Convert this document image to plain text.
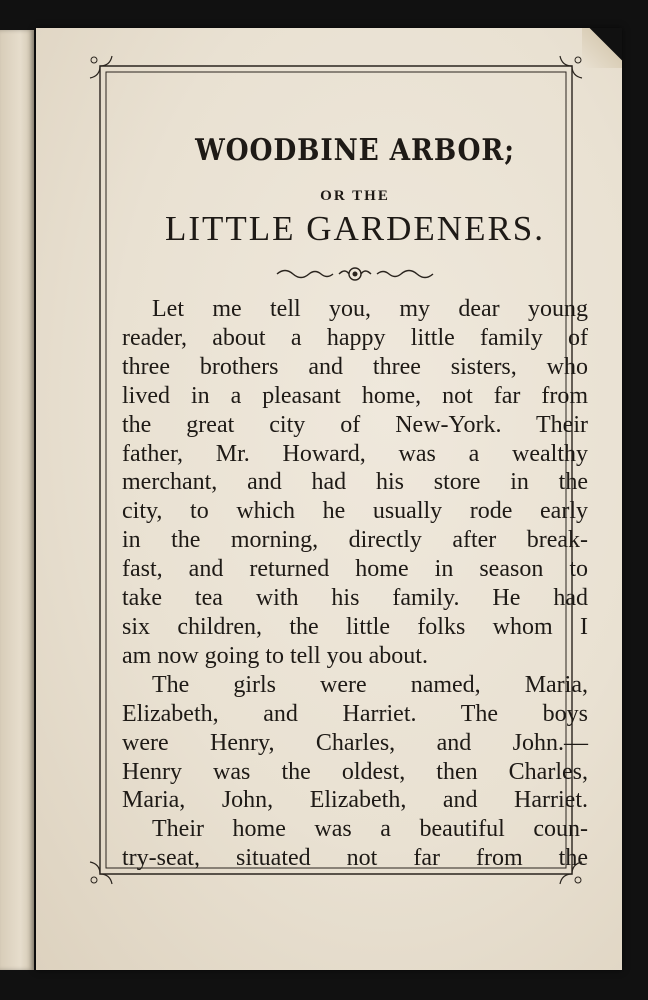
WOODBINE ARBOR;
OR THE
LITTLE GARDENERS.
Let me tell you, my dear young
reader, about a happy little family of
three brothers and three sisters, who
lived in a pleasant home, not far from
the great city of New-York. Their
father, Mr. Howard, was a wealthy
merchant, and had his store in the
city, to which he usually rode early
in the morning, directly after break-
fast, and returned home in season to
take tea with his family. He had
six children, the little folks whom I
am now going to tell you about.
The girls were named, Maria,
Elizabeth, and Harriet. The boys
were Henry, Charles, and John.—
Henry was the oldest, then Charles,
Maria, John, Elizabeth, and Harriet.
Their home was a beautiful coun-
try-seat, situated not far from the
━━━━━━━━━━━━━━━━━━━━
| Brief |
Identify the lines in the entries above that contain "were", then copy them out.

| Task result |
The girls were named, Maria,
were Henry, Charles, and John.—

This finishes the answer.